* Aim: Print the entries below word for word; the pictures stay out of your copy.

━━━━━━━━━━━━━━━━━━━━

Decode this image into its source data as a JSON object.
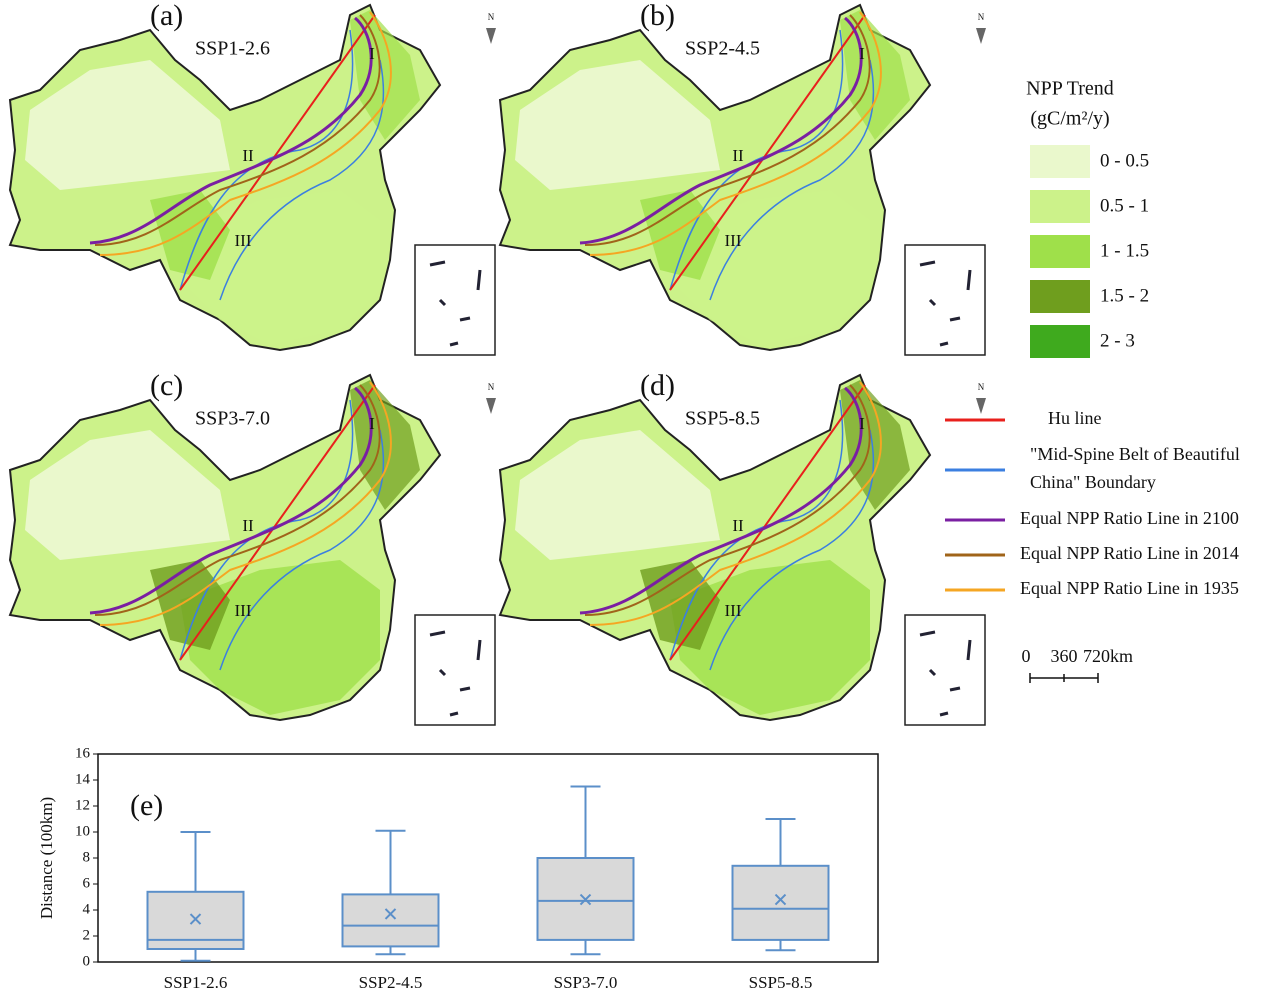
{
  "maps": [
    {
      "label": "(a)",
      "scenario": "SSP1-2.6"
    },
    {
      "label": "(b)",
      "scenario": "SSP2-4.5"
    },
    {
      "label": "(c)",
      "scenario": "SSP3-7.0"
    },
    {
      "label": "(d)",
      "scenario": "SSP5-8.5"
    }
  ],
  "north": "N",
  "regions": [
    "I",
    "II",
    "III"
  ],
  "legend": {
    "title": "NPP Trend",
    "unit": "(gC/m²/y)",
    "classes": [
      {
        "label": "0 - 0.5",
        "color": "#eaf8cc"
      },
      {
        "label": "0.5 - 1",
        "color": "#ccf28a"
      },
      {
        "label": "1 - 1.5",
        "color": "#9fe04a"
      },
      {
        "label": "1.5 - 2",
        "color": "#6f9e1e"
      },
      {
        "label": "2 - 3",
        "color": "#3faa1e"
      }
    ]
  },
  "lines": [
    {
      "label": [
        "Hu line"
      ],
      "color": "#e8201c"
    },
    {
      "label": [
        "\"Mid-Spine Belt of Beautiful",
        "China\" Boundary"
      ],
      "color": "#3b7fe0"
    },
    {
      "label": [
        "Equal NPP Ratio Line in 2100"
      ],
      "color": "#7a1fa2"
    },
    {
      "label": [
        "Equal NPP Ratio Line in 2014"
      ],
      "color": "#a0641a"
    },
    {
      "label": [
        "Equal NPP Ratio Line in 1935"
      ],
      "color": "#f5a623"
    }
  ],
  "scale_bar": [
    "0",
    "360",
    "720km"
  ],
  "chart_data": {
    "type": "box",
    "label": "(e)",
    "ylabel": "Distance (100km)",
    "categories": [
      "SSP1-2.6",
      "SSP2-4.5",
      "SSP3-7.0",
      "SSP5-8.5"
    ],
    "min": [
      0.1,
      0.6,
      0.6,
      0.9
    ],
    "q1": [
      1.0,
      1.2,
      1.7,
      1.7
    ],
    "median": [
      1.7,
      2.8,
      4.7,
      4.1
    ],
    "q3": [
      5.4,
      5.2,
      8.0,
      7.4
    ],
    "max": [
      10.0,
      10.1,
      13.5,
      11.0
    ],
    "mean": [
      3.3,
      3.7,
      4.8,
      4.8
    ],
    "color": "#5b8fc9",
    "box_fill": "#d9d9d9",
    "ylim": [
      0,
      16
    ],
    "yticks": [
      0,
      2,
      4,
      6,
      8,
      10,
      12,
      14,
      16
    ]
  }
}
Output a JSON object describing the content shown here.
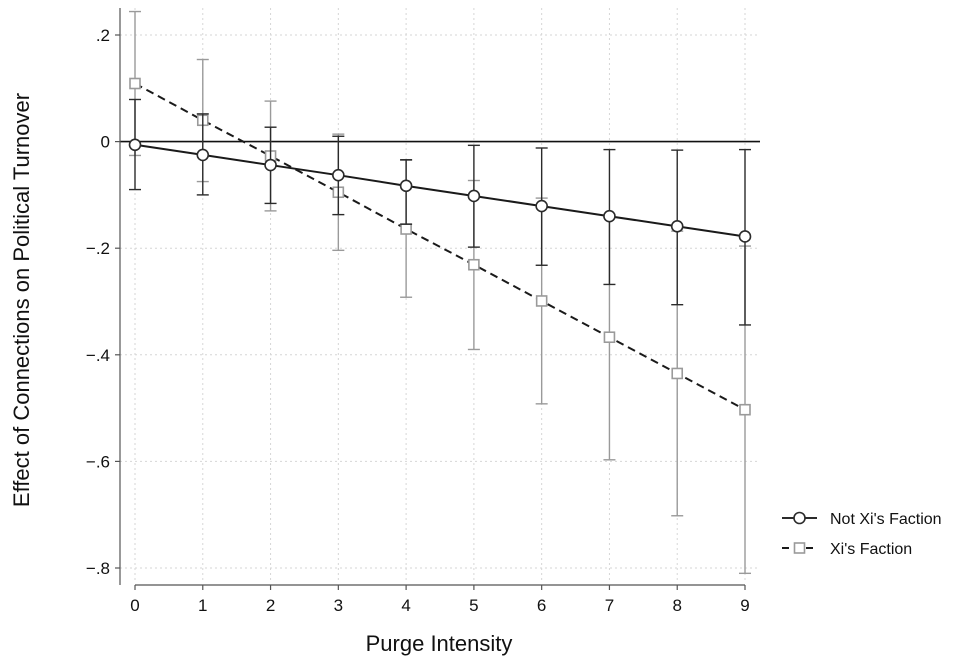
{
  "chart_data": {
    "type": "line",
    "title": "",
    "xlabel": "Purge Intensity",
    "ylabel": "Effect of Connections on Political Turnover",
    "x": [
      0,
      1,
      2,
      3,
      4,
      5,
      6,
      7,
      8,
      9
    ],
    "x_tick_labels": [
      "0",
      "1",
      "2",
      "3",
      "4",
      "5",
      "6",
      "7",
      "8",
      "9"
    ],
    "xlim": [
      0,
      9
    ],
    "ylim": [
      -0.8,
      0.2
    ],
    "y_ticks": [
      0.2,
      0,
      -0.2,
      -0.4,
      -0.6,
      -0.8
    ],
    "y_tick_labels": [
      ".2",
      "0",
      "−.2",
      "−.4",
      "−.6",
      "−.8"
    ],
    "grid": true,
    "reference_line_y": 0,
    "legend_position": "right",
    "series": [
      {
        "name": "Not Xi's Faction",
        "marker": "circle",
        "line_style": "solid",
        "color": "#2b2b2b",
        "values": [
          -0.006,
          -0.025,
          -0.044,
          -0.063,
          -0.083,
          -0.102,
          -0.121,
          -0.14,
          -0.159,
          -0.178
        ],
        "ci_lower": [
          -0.09,
          -0.1,
          -0.116,
          -0.137,
          -0.155,
          -0.198,
          -0.232,
          -0.268,
          -0.306,
          -0.344
        ],
        "ci_upper": [
          0.079,
          0.052,
          0.027,
          0.01,
          -0.034,
          -0.007,
          -0.012,
          -0.015,
          -0.016,
          -0.015
        ]
      },
      {
        "name": "Xi's Faction",
        "marker": "square",
        "line_style": "dashed",
        "color": "#9a9a9a",
        "values": [
          0.109,
          0.04,
          -0.027,
          -0.095,
          -0.164,
          -0.231,
          -0.299,
          -0.367,
          -0.435,
          -0.503
        ],
        "ci_lower": [
          -0.026,
          -0.075,
          -0.13,
          -0.204,
          -0.292,
          -0.39,
          -0.492,
          -0.597,
          -0.702,
          -0.81
        ],
        "ci_upper": [
          0.244,
          0.154,
          0.076,
          0.014,
          -0.035,
          -0.073,
          -0.106,
          -0.137,
          -0.168,
          -0.196
        ]
      }
    ]
  }
}
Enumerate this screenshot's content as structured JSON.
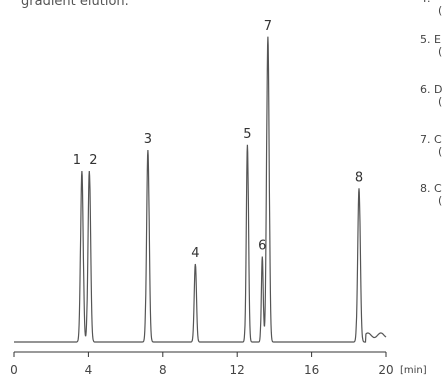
{
  "caption": "gradient elution.",
  "legend": {
    "entries": [
      {
        "number": "4.",
        "text": "(",
        "visible_top": "(",
        "partial_first": "("
      },
      {
        "number": "5. E",
        "text": "("
      },
      {
        "number": "6. D",
        "text": "("
      },
      {
        "number": "7. C",
        "text": "("
      },
      {
        "number": "8. C",
        "text": "("
      }
    ]
  },
  "chart_data": {
    "type": "line",
    "x_unit_label": "[min]",
    "xlim": [
      0,
      20
    ],
    "x_ticks": [
      0,
      4,
      8,
      12,
      16,
      20
    ],
    "x_tick_labels": [
      "0",
      "4",
      "8",
      "12",
      "16",
      "20"
    ],
    "baseline": 0,
    "peaks": [
      {
        "label": "1",
        "x": 3.65,
        "height": 228,
        "sigma": 0.07
      },
      {
        "label": "2",
        "x": 4.05,
        "height": 228,
        "sigma": 0.07
      },
      {
        "label": "3",
        "x": 7.2,
        "height": 256,
        "sigma": 0.07
      },
      {
        "label": "4",
        "x": 9.75,
        "height": 104,
        "sigma": 0.06
      },
      {
        "label": "5",
        "x": 12.55,
        "height": 263,
        "sigma": 0.06
      },
      {
        "label": "6",
        "x": 13.35,
        "height": 114,
        "sigma": 0.05
      },
      {
        "label": "7",
        "x": 13.65,
        "height": 407,
        "sigma": 0.07
      },
      {
        "label": "8",
        "x": 18.55,
        "height": 205,
        "sigma": 0.07
      }
    ],
    "line_color": "#555555",
    "axis_color": "#333333"
  }
}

━━━━━━━━━━━━━━━━━━━━

* The response:
Decode this image into its source data as a JSON object.
{
  "maps": [
    {
      "label": "(a)",
      "scenario": "SSP1-2.6"
    },
    {
      "label": "(b)",
      "scenario": "SSP2-4.5"
    },
    {
      "label": "(c)",
      "scenario": "SSP3-7.0"
    },
    {
      "label": "(d)",
      "scenario": "SSP5-8.5"
    }
  ],
  "north": "N",
  "regions": [
    "I",
    "II",
    "III"
  ],
  "legend": {
    "title": "NPP Trend",
    "unit": "(gC/m²/y)",
    "classes": [
      {
        "label": "0 - 0.5",
        "color": "#eaf8cc"
      },
      {
        "label": "0.5 - 1",
        "color": "#ccf28a"
      },
      {
        "label": "1 - 1.5",
        "color": "#9fe04a"
      },
      {
        "label": "1.5 - 2",
        "color": "#6f9e1e"
      },
      {
        "label": "2 - 3",
        "color": "#3faa1e"
      }
    ]
  },
  "lines": [
    {
      "label": [
        "Hu line"
      ],
      "color": "#e8201c"
    },
    {
      "label": [
        "\"Mid-Spine Belt of Beautiful",
        "China\" Boundary"
      ],
      "color": "#3b7fe0"
    },
    {
      "label": [
        "Equal NPP Ratio Line in 2100"
      ],
      "color": "#7a1fa2"
    },
    {
      "label": [
        "Equal NPP Ratio Line in 2014"
      ],
      "color": "#a0641a"
    },
    {
      "label": [
        "Equal NPP Ratio Line in 1935"
      ],
      "color": "#f5a623"
    }
  ],
  "scale_bar": [
    "0",
    "360",
    "720km"
  ],
  "chart_data": {
    "type": "box",
    "label": "(e)",
    "ylabel": "Distance (100km)",
    "categories": [
      "SSP1-2.6",
      "SSP2-4.5",
      "SSP3-7.0",
      "SSP5-8.5"
    ],
    "min": [
      0.1,
      0.6,
      0.6,
      0.9
    ],
    "q1": [
      1.0,
      1.2,
      1.7,
      1.7
    ],
    "median": [
      1.7,
      2.8,
      4.7,
      4.1
    ],
    "q3": [
      5.4,
      5.2,
      8.0,
      7.4
    ],
    "max": [
      10.0,
      10.1,
      13.5,
      11.0
    ],
    "mean": [
      3.3,
      3.7,
      4.8,
      4.8
    ],
    "color": "#5b8fc9",
    "box_fill": "#d9d9d9",
    "ylim": [
      0,
      16
    ],
    "yticks": [
      0,
      2,
      4,
      6,
      8,
      10,
      12,
      14,
      16
    ]
  }
}
Output a JSON object describing the content shown here.
{
  "chart_data": {
    "type": "line",
    "title": "",
    "xlabel": "Purge Intensity",
    "ylabel": "Effect of Connections on Political Turnover",
    "x": [
      0,
      1,
      2,
      3,
      4,
      5,
      6,
      7,
      8,
      9
    ],
    "x_tick_labels": [
      "0",
      "1",
      "2",
      "3",
      "4",
      "5",
      "6",
      "7",
      "8",
      "9"
    ],
    "xlim": [
      0,
      9
    ],
    "ylim": [
      -0.8,
      0.2
    ],
    "y_ticks": [
      0.2,
      0,
      -0.2,
      -0.4,
      -0.6,
      -0.8
    ],
    "y_tick_labels": [
      ".2",
      "0",
      "−.2",
      "−.4",
      "−.6",
      "−.8"
    ],
    "grid": true,
    "reference_line_y": 0,
    "legend_position": "right",
    "series": [
      {
        "name": "Not Xi's Faction",
        "marker": "circle",
        "line_style": "solid",
        "color": "#2b2b2b",
        "values": [
          -0.006,
          -0.025,
          -0.044,
          -0.063,
          -0.083,
          -0.102,
          -0.121,
          -0.14,
          -0.159,
          -0.178
        ],
        "ci_lower": [
          -0.09,
          -0.1,
          -0.116,
          -0.137,
          -0.155,
          -0.198,
          -0.232,
          -0.268,
          -0.306,
          -0.344
        ],
        "ci_upper": [
          0.079,
          0.052,
          0.027,
          0.01,
          -0.034,
          -0.007,
          -0.012,
          -0.015,
          -0.016,
          -0.015
        ]
      },
      {
        "name": "Xi's Faction",
        "marker": "square",
        "line_style": "dashed",
        "color": "#9a9a9a",
        "values": [
          0.109,
          0.04,
          -0.027,
          -0.095,
          -0.164,
          -0.231,
          -0.299,
          -0.367,
          -0.435,
          -0.503
        ],
        "ci_lower": [
          -0.026,
          -0.075,
          -0.13,
          -0.204,
          -0.292,
          -0.39,
          -0.492,
          -0.597,
          -0.702,
          -0.81
        ],
        "ci_upper": [
          0.244,
          0.154,
          0.076,
          0.014,
          -0.035,
          -0.073,
          -0.106,
          -0.137,
          -0.168,
          -0.196
        ]
      }
    ]
  }
}
Enumerate this screenshot's content as structured JSON.
{
  "caption": "gradient elution.",
  "legend": {
    "entries": [
      {
        "number": "4.",
        "text": "(",
        "visible_top": "(",
        "partial_first": "("
      },
      {
        "number": "5. E",
        "text": "("
      },
      {
        "number": "6. D",
        "text": "("
      },
      {
        "number": "7. C",
        "text": "("
      },
      {
        "number": "8. C",
        "text": "("
      }
    ]
  },
  "chart_data": {
    "type": "line",
    "x_unit_label": "[min]",
    "xlim": [
      0,
      20
    ],
    "x_ticks": [
      0,
      4,
      8,
      12,
      16,
      20
    ],
    "x_tick_labels": [
      "0",
      "4",
      "8",
      "12",
      "16",
      "20"
    ],
    "baseline": 0,
    "peaks": [
      {
        "label": "1",
        "x": 3.65,
        "height": 228,
        "sigma": 0.07
      },
      {
        "label": "2",
        "x": 4.05,
        "height": 228,
        "sigma": 0.07
      },
      {
        "label": "3",
        "x": 7.2,
        "height": 256,
        "sigma": 0.07
      },
      {
        "label": "4",
        "x": 9.75,
        "height": 104,
        "sigma": 0.06
      },
      {
        "label": "5",
        "x": 12.55,
        "height": 263,
        "sigma": 0.06
      },
      {
        "label": "6",
        "x": 13.35,
        "height": 114,
        "sigma": 0.05
      },
      {
        "label": "7",
        "x": 13.65,
        "height": 407,
        "sigma": 0.07
      },
      {
        "label": "8",
        "x": 18.55,
        "height": 205,
        "sigma": 0.07
      }
    ],
    "line_color": "#555555",
    "axis_color": "#333333"
  }
}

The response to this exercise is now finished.